* What you are asked to do
Give the entries again exactly, every one of them.

# Start of Record set

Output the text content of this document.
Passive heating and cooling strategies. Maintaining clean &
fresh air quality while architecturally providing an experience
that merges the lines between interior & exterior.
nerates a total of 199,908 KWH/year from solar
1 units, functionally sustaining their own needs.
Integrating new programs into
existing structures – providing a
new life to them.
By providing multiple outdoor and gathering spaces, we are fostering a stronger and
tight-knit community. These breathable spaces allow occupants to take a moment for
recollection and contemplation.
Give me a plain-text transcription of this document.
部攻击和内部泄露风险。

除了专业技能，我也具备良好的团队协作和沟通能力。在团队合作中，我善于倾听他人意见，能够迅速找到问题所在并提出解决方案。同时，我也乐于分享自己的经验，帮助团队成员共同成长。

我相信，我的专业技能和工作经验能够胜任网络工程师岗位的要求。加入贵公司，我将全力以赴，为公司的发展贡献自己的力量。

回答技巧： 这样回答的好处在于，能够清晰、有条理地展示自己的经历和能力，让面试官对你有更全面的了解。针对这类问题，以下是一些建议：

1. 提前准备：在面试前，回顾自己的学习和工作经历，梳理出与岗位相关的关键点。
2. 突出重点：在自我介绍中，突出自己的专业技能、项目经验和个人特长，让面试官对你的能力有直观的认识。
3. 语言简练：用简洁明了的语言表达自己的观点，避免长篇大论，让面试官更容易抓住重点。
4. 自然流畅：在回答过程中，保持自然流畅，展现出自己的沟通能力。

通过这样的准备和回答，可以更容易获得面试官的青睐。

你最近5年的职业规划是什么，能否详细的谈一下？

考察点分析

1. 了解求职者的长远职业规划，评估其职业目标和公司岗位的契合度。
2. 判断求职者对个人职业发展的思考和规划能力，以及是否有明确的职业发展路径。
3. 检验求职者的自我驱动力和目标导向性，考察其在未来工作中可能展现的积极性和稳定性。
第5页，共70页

# End of Record set

* The solution
Output the text content of this document.
Passive heating and cooling strategies. Maintaining clean &
fresh air quality while architecturally providing an experience
that merges the lines between interior & exterior.
nerates a total of 199,908 KWH/year from solar
1 units, functionally sustaining their own needs.
Integrating new programs into
existing structures – providing a
new life to them.
By providing multiple outdoor and gathering spaces, we are fostering a stronger and
tight-knit community. These breathable spaces allow occupants to take a moment for
recollection and contemplation.
Give me a plain-text transcription of this document.
部攻击和内部泄露风险。

除了专业技能，我也具备良好的团队协作和沟通能力。在团队合作中，我善于倾听他人意见，能够迅速找到问题所在并提出解决方案。同时，我也乐于分享自己的经验，帮助团队成员共同成长。

我相信，我的专业技能和工作经验能够胜任网络工程师岗位的要求。加入贵公司，我将全力以赴，为公司的发展贡献自己的力量。

回答技巧： 这样回答的好处在于，能够清晰、有条理地展示自己的经历和能力，让面试官对你有更全面的了解。针对这类问题，以下是一些建议：

1. 提前准备：在面试前，回顾自己的学习和工作经历，梳理出与岗位相关的关键点。
2. 突出重点：在自我介绍中，突出自己的专业技能、项目经验和个人特长，让面试官对你的能力有直观的认识。
3. 语言简练：用简洁明了的语言表达自己的观点，避免长篇大论，让面试官更容易抓住重点。
4. 自然流畅：在回答过程中，保持自然流畅，展现出自己的沟通能力。

通过这样的准备和回答，可以更容易获得面试官的青睐。

你最近5年的职业规划是什么，能否详细的谈一下？

考察点分析

1. 了解求职者的长远职业规划，评估其职业目标和公司岗位的契合度。
2. 判断求职者对个人职业发展的思考和规划能力，以及是否有明确的职业发展路径。
3. 检验求职者的自我驱动力和目标导向性，考察其在未来工作中可能展现的积极性和稳定性。
第5页，共70页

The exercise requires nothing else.